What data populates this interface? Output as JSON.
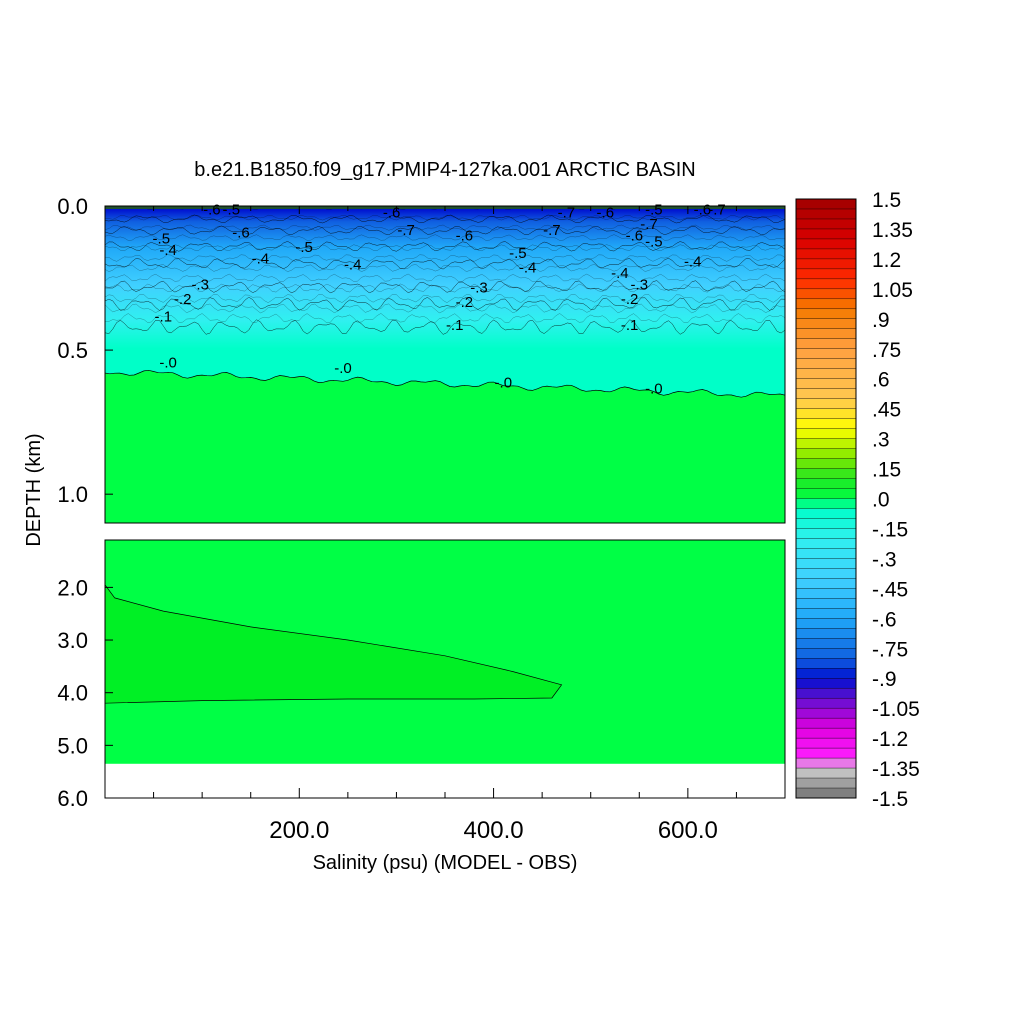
{
  "chart_data": {
    "type": "heatmap",
    "title": "b.e21.B1850.f09_g17.PMIP4-127ka.001 ARCTIC BASIN",
    "xlabel": "Salinity (psu) (MODEL - OBS)",
    "ylabel": "DEPTH (km)",
    "x_ticks": [
      "200.0",
      "400.0",
      "600.0"
    ],
    "x_tick_values": [
      200,
      400,
      600
    ],
    "xlim": [
      0,
      700
    ],
    "upper_panel": {
      "ylim": [
        0.0,
        1.1
      ],
      "y_ticks": [
        "0.0",
        "0.5",
        "1.0"
      ],
      "y_tick_values": [
        0.0,
        0.5,
        1.0
      ]
    },
    "lower_panel": {
      "ylim": [
        1.1,
        6.0
      ],
      "y_ticks": [
        "2.0",
        "3.0",
        "4.0",
        "5.0",
        "6.0"
      ],
      "y_tick_values": [
        2.0,
        3.0,
        4.0,
        5.0,
        6.0
      ],
      "bottom_depth_km": 5.35
    },
    "contour_levels": [
      -0.7,
      -0.6,
      -0.5,
      -0.4,
      -0.3,
      -0.2,
      -0.1,
      0.0
    ],
    "contour_labels": [
      {
        "text": "-.1",
        "x": 60,
        "depth": 0.4
      },
      {
        "text": "-.2",
        "x": 80,
        "depth": 0.34
      },
      {
        "text": "-.3",
        "x": 98,
        "depth": 0.29
      },
      {
        "text": "-.4",
        "x": 65,
        "depth": 0.17
      },
      {
        "text": "-.5",
        "x": 58,
        "depth": 0.13
      },
      {
        "text": "-.6",
        "x": 110,
        "depth": 0.03
      },
      {
        "text": "-.5",
        "x": 130,
        "depth": 0.03
      },
      {
        "text": "-.6",
        "x": 140,
        "depth": 0.11
      },
      {
        "text": "-.4",
        "x": 160,
        "depth": 0.2
      },
      {
        "text": "-.5",
        "x": 205,
        "depth": 0.16
      },
      {
        "text": "-.4",
        "x": 255,
        "depth": 0.22
      },
      {
        "text": "-.0",
        "x": 65,
        "depth": 0.56
      },
      {
        "text": "-.0",
        "x": 245,
        "depth": 0.58
      },
      {
        "text": "-.0",
        "x": 410,
        "depth": 0.63
      },
      {
        "text": "-.0",
        "x": 565,
        "depth": 0.65
      },
      {
        "text": "-.6",
        "x": 370,
        "depth": 0.12
      },
      {
        "text": "-.5",
        "x": 425,
        "depth": 0.18
      },
      {
        "text": "-.4",
        "x": 435,
        "depth": 0.23
      },
      {
        "text": "-.3",
        "x": 385,
        "depth": 0.3
      },
      {
        "text": "-.2",
        "x": 370,
        "depth": 0.35
      },
      {
        "text": "-.1",
        "x": 360,
        "depth": 0.43
      },
      {
        "text": "-.7",
        "x": 310,
        "depth": 0.1
      },
      {
        "text": "-.6",
        "x": 295,
        "depth": 0.04
      },
      {
        "text": "-.7",
        "x": 460,
        "depth": 0.1
      },
      {
        "text": "-.7",
        "x": 475,
        "depth": 0.04
      },
      {
        "text": "-.6",
        "x": 515,
        "depth": 0.04
      },
      {
        "text": "-.5",
        "x": 565,
        "depth": 0.03
      },
      {
        "text": "-.7",
        "x": 560,
        "depth": 0.08
      },
      {
        "text": "-.6",
        "x": 545,
        "depth": 0.12
      },
      {
        "text": "-.5",
        "x": 565,
        "depth": 0.14
      },
      {
        "text": "-.4",
        "x": 530,
        "depth": 0.25
      },
      {
        "text": "-.4",
        "x": 605,
        "depth": 0.21
      },
      {
        "text": "-.3",
        "x": 550,
        "depth": 0.29
      },
      {
        "text": "-.2",
        "x": 540,
        "depth": 0.34
      },
      {
        "text": "-.1",
        "x": 540,
        "depth": 0.43
      },
      {
        "text": "-.6",
        "x": 615,
        "depth": 0.03
      },
      {
        "text": "-.7",
        "x": 630,
        "depth": 0.03
      }
    ],
    "colorbar": {
      "labels": [
        "1.5",
        "1.35",
        "1.2",
        "1.05",
        ".9",
        ".75",
        ".6",
        ".45",
        ".3",
        ".15",
        ".0",
        "-.15",
        "-.3",
        "-.45",
        "-.6",
        "-.75",
        "-.9",
        "-1.05",
        "-1.2",
        "-1.35",
        "-1.5"
      ],
      "min": -1.5,
      "max": 1.5,
      "step": 0.05,
      "stops": [
        {
          "v": 1.5,
          "c": "#a00000"
        },
        {
          "v": 1.3,
          "c": "#d80000"
        },
        {
          "v": 1.1,
          "c": "#ff2a00"
        },
        {
          "v": 0.95,
          "c": "#f57a00"
        },
        {
          "v": 0.75,
          "c": "#ffa040"
        },
        {
          "v": 0.5,
          "c": "#ffc850"
        },
        {
          "v": 0.35,
          "c": "#ffff00"
        },
        {
          "v": 0.2,
          "c": "#7ee800"
        },
        {
          "v": 0.1,
          "c": "#22e822"
        },
        {
          "v": 0.0,
          "c": "#00ff45"
        },
        {
          "v": -0.05,
          "c": "#00ffc8"
        },
        {
          "v": -0.2,
          "c": "#30f0f0"
        },
        {
          "v": -0.4,
          "c": "#40d0ff"
        },
        {
          "v": -0.6,
          "c": "#20a8f8"
        },
        {
          "v": -0.8,
          "c": "#1060e0"
        },
        {
          "v": -0.9,
          "c": "#0010d0"
        },
        {
          "v": -1.0,
          "c": "#6010d0"
        },
        {
          "v": -1.15,
          "c": "#e000e0"
        },
        {
          "v": -1.3,
          "c": "#ff20ff"
        },
        {
          "v": -1.35,
          "c": "#d0d0d0"
        },
        {
          "v": -1.5,
          "c": "#707070"
        }
      ]
    },
    "fields": {
      "deep_green": "#00ff45",
      "deep_wedge": "#00f025",
      "surface": "#0010d0",
      "mid_blue": "#20a8f8",
      "cyan": "#00ffc8",
      "no_data": "#ffffff"
    },
    "deep_wedge": {
      "x": [
        0,
        10,
        60,
        150,
        250,
        350,
        420,
        470,
        460,
        380,
        250,
        100,
        0
      ],
      "depth": [
        1.95,
        2.2,
        2.45,
        2.75,
        3.0,
        3.3,
        3.6,
        3.85,
        4.1,
        4.12,
        4.12,
        4.15,
        4.2
      ]
    }
  }
}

▸ Exercise description: Can you repeat every record above exactly, apart from the pictures?

▸ Task result:
What data populates this interface? Output as JSON.
{
  "chart_data": {
    "type": "heatmap",
    "title": "b.e21.B1850.f09_g17.PMIP4-127ka.001 ARCTIC BASIN",
    "xlabel": "Salinity (psu) (MODEL - OBS)",
    "ylabel": "DEPTH (km)",
    "x_ticks": [
      "200.0",
      "400.0",
      "600.0"
    ],
    "x_tick_values": [
      200,
      400,
      600
    ],
    "xlim": [
      0,
      700
    ],
    "upper_panel": {
      "ylim": [
        0.0,
        1.1
      ],
      "y_ticks": [
        "0.0",
        "0.5",
        "1.0"
      ],
      "y_tick_values": [
        0.0,
        0.5,
        1.0
      ]
    },
    "lower_panel": {
      "ylim": [
        1.1,
        6.0
      ],
      "y_ticks": [
        "2.0",
        "3.0",
        "4.0",
        "5.0",
        "6.0"
      ],
      "y_tick_values": [
        2.0,
        3.0,
        4.0,
        5.0,
        6.0
      ],
      "bottom_depth_km": 5.35
    },
    "contour_levels": [
      -0.7,
      -0.6,
      -0.5,
      -0.4,
      -0.3,
      -0.2,
      -0.1,
      0.0
    ],
    "contour_labels": [
      {
        "text": "-.1",
        "x": 60,
        "depth": 0.4
      },
      {
        "text": "-.2",
        "x": 80,
        "depth": 0.34
      },
      {
        "text": "-.3",
        "x": 98,
        "depth": 0.29
      },
      {
        "text": "-.4",
        "x": 65,
        "depth": 0.17
      },
      {
        "text": "-.5",
        "x": 58,
        "depth": 0.13
      },
      {
        "text": "-.6",
        "x": 110,
        "depth": 0.03
      },
      {
        "text": "-.5",
        "x": 130,
        "depth": 0.03
      },
      {
        "text": "-.6",
        "x": 140,
        "depth": 0.11
      },
      {
        "text": "-.4",
        "x": 160,
        "depth": 0.2
      },
      {
        "text": "-.5",
        "x": 205,
        "depth": 0.16
      },
      {
        "text": "-.4",
        "x": 255,
        "depth": 0.22
      },
      {
        "text": "-.0",
        "x": 65,
        "depth": 0.56
      },
      {
        "text": "-.0",
        "x": 245,
        "depth": 0.58
      },
      {
        "text": "-.0",
        "x": 410,
        "depth": 0.63
      },
      {
        "text": "-.0",
        "x": 565,
        "depth": 0.65
      },
      {
        "text": "-.6",
        "x": 370,
        "depth": 0.12
      },
      {
        "text": "-.5",
        "x": 425,
        "depth": 0.18
      },
      {
        "text": "-.4",
        "x": 435,
        "depth": 0.23
      },
      {
        "text": "-.3",
        "x": 385,
        "depth": 0.3
      },
      {
        "text": "-.2",
        "x": 370,
        "depth": 0.35
      },
      {
        "text": "-.1",
        "x": 360,
        "depth": 0.43
      },
      {
        "text": "-.7",
        "x": 310,
        "depth": 0.1
      },
      {
        "text": "-.6",
        "x": 295,
        "depth": 0.04
      },
      {
        "text": "-.7",
        "x": 460,
        "depth": 0.1
      },
      {
        "text": "-.7",
        "x": 475,
        "depth": 0.04
      },
      {
        "text": "-.6",
        "x": 515,
        "depth": 0.04
      },
      {
        "text": "-.5",
        "x": 565,
        "depth": 0.03
      },
      {
        "text": "-.7",
        "x": 560,
        "depth": 0.08
      },
      {
        "text": "-.6",
        "x": 545,
        "depth": 0.12
      },
      {
        "text": "-.5",
        "x": 565,
        "depth": 0.14
      },
      {
        "text": "-.4",
        "x": 530,
        "depth": 0.25
      },
      {
        "text": "-.4",
        "x": 605,
        "depth": 0.21
      },
      {
        "text": "-.3",
        "x": 550,
        "depth": 0.29
      },
      {
        "text": "-.2",
        "x": 540,
        "depth": 0.34
      },
      {
        "text": "-.1",
        "x": 540,
        "depth": 0.43
      },
      {
        "text": "-.6",
        "x": 615,
        "depth": 0.03
      },
      {
        "text": "-.7",
        "x": 630,
        "depth": 0.03
      }
    ],
    "colorbar": {
      "labels": [
        "1.5",
        "1.35",
        "1.2",
        "1.05",
        ".9",
        ".75",
        ".6",
        ".45",
        ".3",
        ".15",
        ".0",
        "-.15",
        "-.3",
        "-.45",
        "-.6",
        "-.75",
        "-.9",
        "-1.05",
        "-1.2",
        "-1.35",
        "-1.5"
      ],
      "min": -1.5,
      "max": 1.5,
      "step": 0.05,
      "stops": [
        {
          "v": 1.5,
          "c": "#a00000"
        },
        {
          "v": 1.3,
          "c": "#d80000"
        },
        {
          "v": 1.1,
          "c": "#ff2a00"
        },
        {
          "v": 0.95,
          "c": "#f57a00"
        },
        {
          "v": 0.75,
          "c": "#ffa040"
        },
        {
          "v": 0.5,
          "c": "#ffc850"
        },
        {
          "v": 0.35,
          "c": "#ffff00"
        },
        {
          "v": 0.2,
          "c": "#7ee800"
        },
        {
          "v": 0.1,
          "c": "#22e822"
        },
        {
          "v": 0.0,
          "c": "#00ff45"
        },
        {
          "v": -0.05,
          "c": "#00ffc8"
        },
        {
          "v": -0.2,
          "c": "#30f0f0"
        },
        {
          "v": -0.4,
          "c": "#40d0ff"
        },
        {
          "v": -0.6,
          "c": "#20a8f8"
        },
        {
          "v": -0.8,
          "c": "#1060e0"
        },
        {
          "v": -0.9,
          "c": "#0010d0"
        },
        {
          "v": -1.0,
          "c": "#6010d0"
        },
        {
          "v": -1.15,
          "c": "#e000e0"
        },
        {
          "v": -1.3,
          "c": "#ff20ff"
        },
        {
          "v": -1.35,
          "c": "#d0d0d0"
        },
        {
          "v": -1.5,
          "c": "#707070"
        }
      ]
    },
    "fields": {
      "deep_green": "#00ff45",
      "deep_wedge": "#00f025",
      "surface": "#0010d0",
      "mid_blue": "#20a8f8",
      "cyan": "#00ffc8",
      "no_data": "#ffffff"
    },
    "deep_wedge": {
      "x": [
        0,
        10,
        60,
        150,
        250,
        350,
        420,
        470,
        460,
        380,
        250,
        100,
        0
      ],
      "depth": [
        1.95,
        2.2,
        2.45,
        2.75,
        3.0,
        3.3,
        3.6,
        3.85,
        4.1,
        4.12,
        4.12,
        4.15,
        4.2
      ]
    }
  }
}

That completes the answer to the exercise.